::: PROVIDED MATERIAL

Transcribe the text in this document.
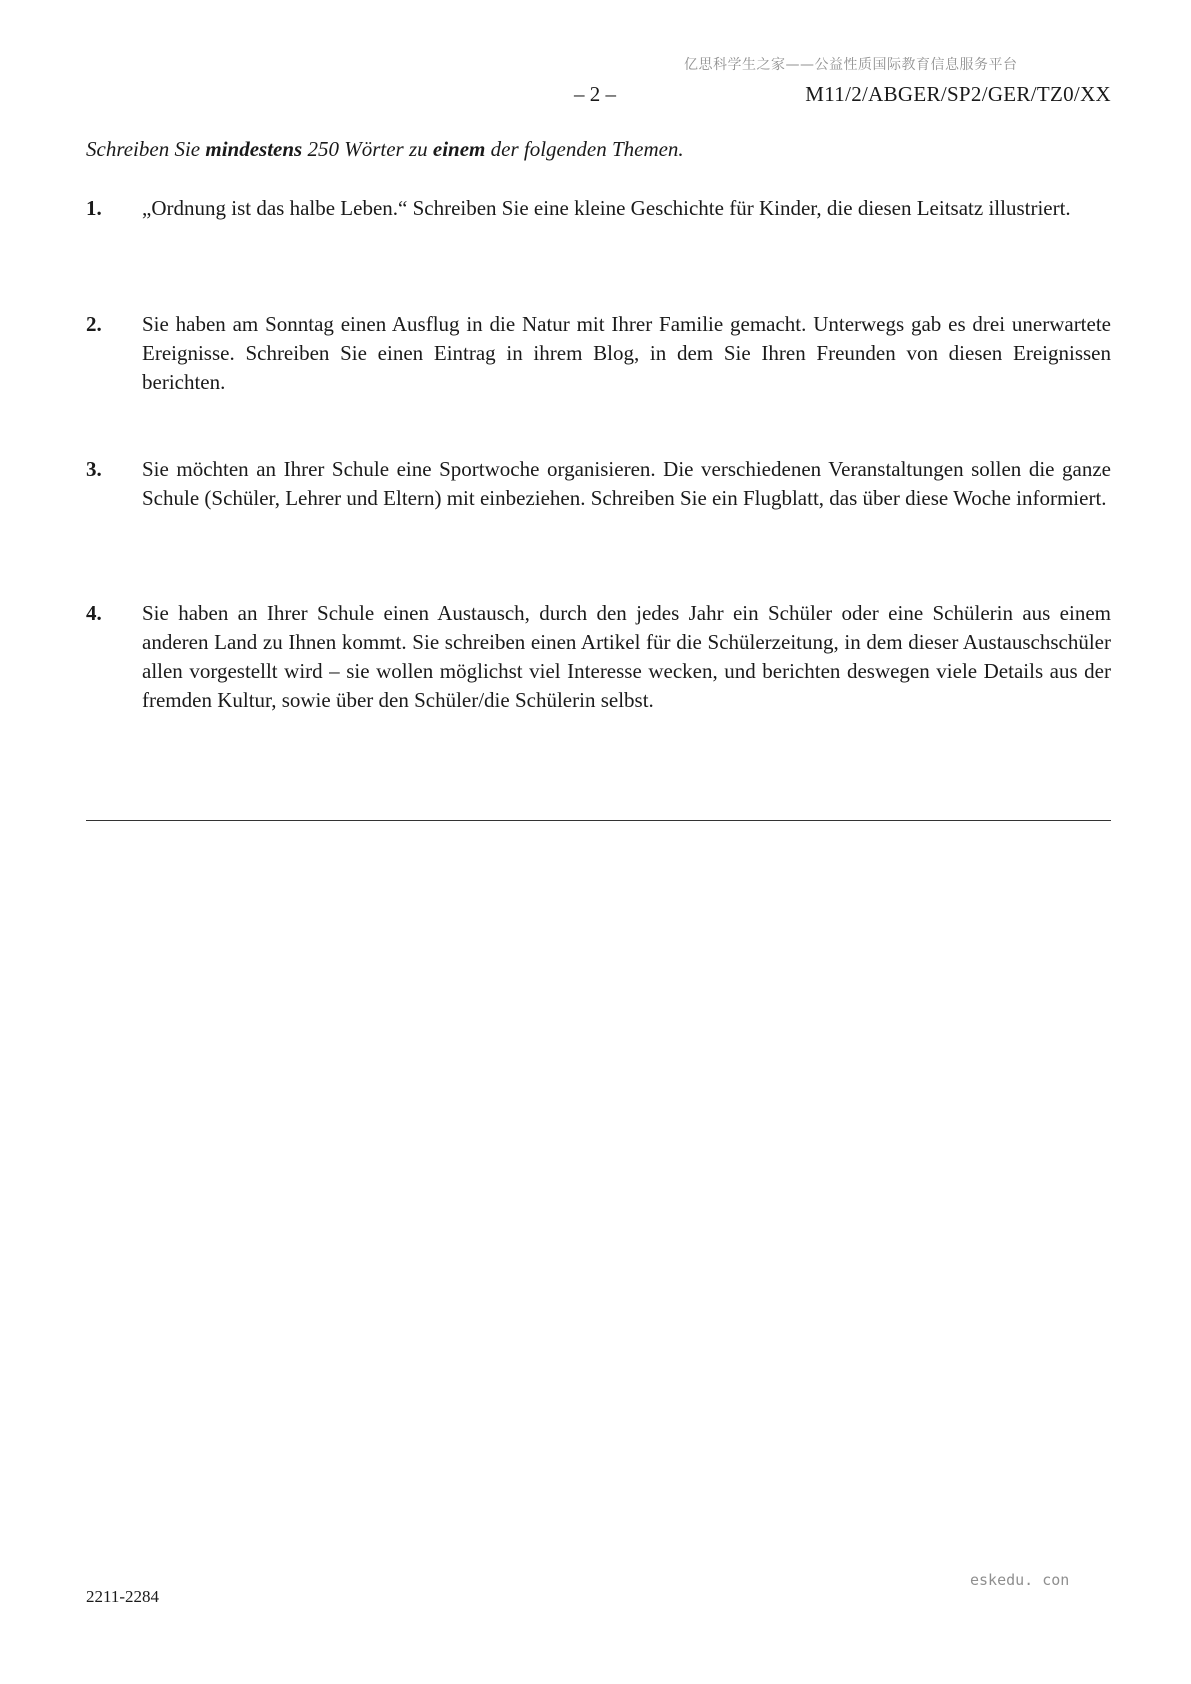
亿思科学生之家——公益性质国际教育信息服务平台
– 2 –	M11/2/ABGER/SP2/GER/TZ0/XX
Schreiben Sie mindestens 250 Wörter zu einem der folgenden Themen.
1.	„Ordnung ist das halbe Leben.“ Schreiben Sie eine kleine Geschichte für Kinder, die diesen Leitsatz illustriert.
2.	Sie haben am Sonntag einen Ausflug in die Natur mit Ihrer Familie gemacht. Unterwegs gab es drei unerwartete Ereignisse. Schreiben Sie einen Eintrag in ihrem Blog, in dem Sie Ihren Freunden von diesen Ereignissen berichten.
3.	Sie möchten an Ihrer Schule eine Sportwoche organisieren. Die verschiedenen Veranstaltungen sollen die ganze Schule (Schüler, Lehrer und Eltern) mit einbeziehen. Schreiben Sie ein Flugblatt, das über diese Woche informiert.
4.	Sie haben an Ihrer Schule einen Austausch, durch den jedes Jahr ein Schüler oder eine Schülerin aus einem anderen Land zu Ihnen kommt. Sie schreiben einen Artikel für die Schülerzeitung, in dem dieser Austauschschüler allen vorgestellt wird – sie wollen möglichst viel Interesse wecken, und berichten deswegen viele Details aus der fremden Kultur, sowie über den Schüler/die Schülerin selbst.
2211-2284
eskedu. con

::::::

GOAL OF THE EXERCISE:
Set the pictures aside and transcribe the data above exactly.

WORKED ANSWER:
Transcribe the text in this document.
亿思科学生之家——公益性质国际教育信息服务平台
– 2 –	M11/2/ABGER/SP2/GER/TZ0/XX
Schreiben Sie mindestens 250 Wörter zu einem der folgenden Themen.
1.	„Ordnung ist das halbe Leben.“ Schreiben Sie eine kleine Geschichte für Kinder, die diesen Leitsatz illustriert.
2.	Sie haben am Sonntag einen Ausflug in die Natur mit Ihrer Familie gemacht. Unterwegs gab es drei unerwartete Ereignisse. Schreiben Sie einen Eintrag in ihrem Blog, in dem Sie Ihren Freunden von diesen Ereignissen berichten.
3.	Sie möchten an Ihrer Schule eine Sportwoche organisieren. Die verschiedenen Veranstaltungen sollen die ganze Schule (Schüler, Lehrer und Eltern) mit einbeziehen. Schreiben Sie ein Flugblatt, das über diese Woche informiert.
4.	Sie haben an Ihrer Schule einen Austausch, durch den jedes Jahr ein Schüler oder eine Schülerin aus einem anderen Land zu Ihnen kommt. Sie schreiben einen Artikel für die Schülerzeitung, in dem dieser Austauschschüler allen vorgestellt wird – sie wollen möglichst viel Interesse wecken, und berichten deswegen viele Details aus der fremden Kultur, sowie über den Schüler/die Schülerin selbst.
2211-2284
eskedu. con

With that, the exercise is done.